- ITEMS:
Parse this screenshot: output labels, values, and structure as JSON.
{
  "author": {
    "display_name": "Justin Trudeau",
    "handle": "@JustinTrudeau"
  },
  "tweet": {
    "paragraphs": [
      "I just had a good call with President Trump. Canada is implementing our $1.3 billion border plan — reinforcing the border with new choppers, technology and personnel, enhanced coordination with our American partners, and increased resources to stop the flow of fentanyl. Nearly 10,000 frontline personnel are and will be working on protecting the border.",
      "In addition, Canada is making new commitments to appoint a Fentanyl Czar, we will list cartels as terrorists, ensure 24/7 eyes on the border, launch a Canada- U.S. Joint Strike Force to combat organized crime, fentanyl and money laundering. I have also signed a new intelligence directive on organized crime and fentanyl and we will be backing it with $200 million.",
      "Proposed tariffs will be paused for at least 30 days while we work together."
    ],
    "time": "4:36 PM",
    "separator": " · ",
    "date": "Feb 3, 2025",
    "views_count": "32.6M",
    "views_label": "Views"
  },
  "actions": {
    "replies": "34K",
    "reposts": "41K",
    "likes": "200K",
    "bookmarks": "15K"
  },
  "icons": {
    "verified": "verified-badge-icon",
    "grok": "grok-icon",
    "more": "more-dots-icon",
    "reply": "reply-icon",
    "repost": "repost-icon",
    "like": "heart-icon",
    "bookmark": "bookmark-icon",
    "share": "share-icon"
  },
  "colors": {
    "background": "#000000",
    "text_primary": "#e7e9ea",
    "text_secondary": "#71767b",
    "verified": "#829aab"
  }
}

- WHAT IS REQUIRED:
Repeat every entry exactly as written above.

- FINAL RESULT:
Parse this screenshot: output labels, values, and structure as JSON.
{
  "author": {
    "display_name": "Justin Trudeau",
    "handle": "@JustinTrudeau"
  },
  "tweet": {
    "paragraphs": [
      "I just had a good call with President Trump. Canada is implementing our $1.3 billion border plan — reinforcing the border with new choppers, technology and personnel, enhanced coordination with our American partners, and increased resources to stop the flow of fentanyl. Nearly 10,000 frontline personnel are and will be working on protecting the border.",
      "In addition, Canada is making new commitments to appoint a Fentanyl Czar, we will list cartels as terrorists, ensure 24/7 eyes on the border, launch a Canada- U.S. Joint Strike Force to combat organized crime, fentanyl and money laundering. I have also signed a new intelligence directive on organized crime and fentanyl and we will be backing it with $200 million.",
      "Proposed tariffs will be paused for at least 30 days while we work together."
    ],
    "time": "4:36 PM",
    "separator": " · ",
    "date": "Feb 3, 2025",
    "views_count": "32.6M",
    "views_label": "Views"
  },
  "actions": {
    "replies": "34K",
    "reposts": "41K",
    "likes": "200K",
    "bookmarks": "15K"
  },
  "icons": {
    "verified": "verified-badge-icon",
    "grok": "grok-icon",
    "more": "more-dots-icon",
    "reply": "reply-icon",
    "repost": "repost-icon",
    "like": "heart-icon",
    "bookmark": "bookmark-icon",
    "share": "share-icon"
  },
  "colors": {
    "background": "#000000",
    "text_primary": "#e7e9ea",
    "text_secondary": "#71767b",
    "verified": "#829aab"
  }
}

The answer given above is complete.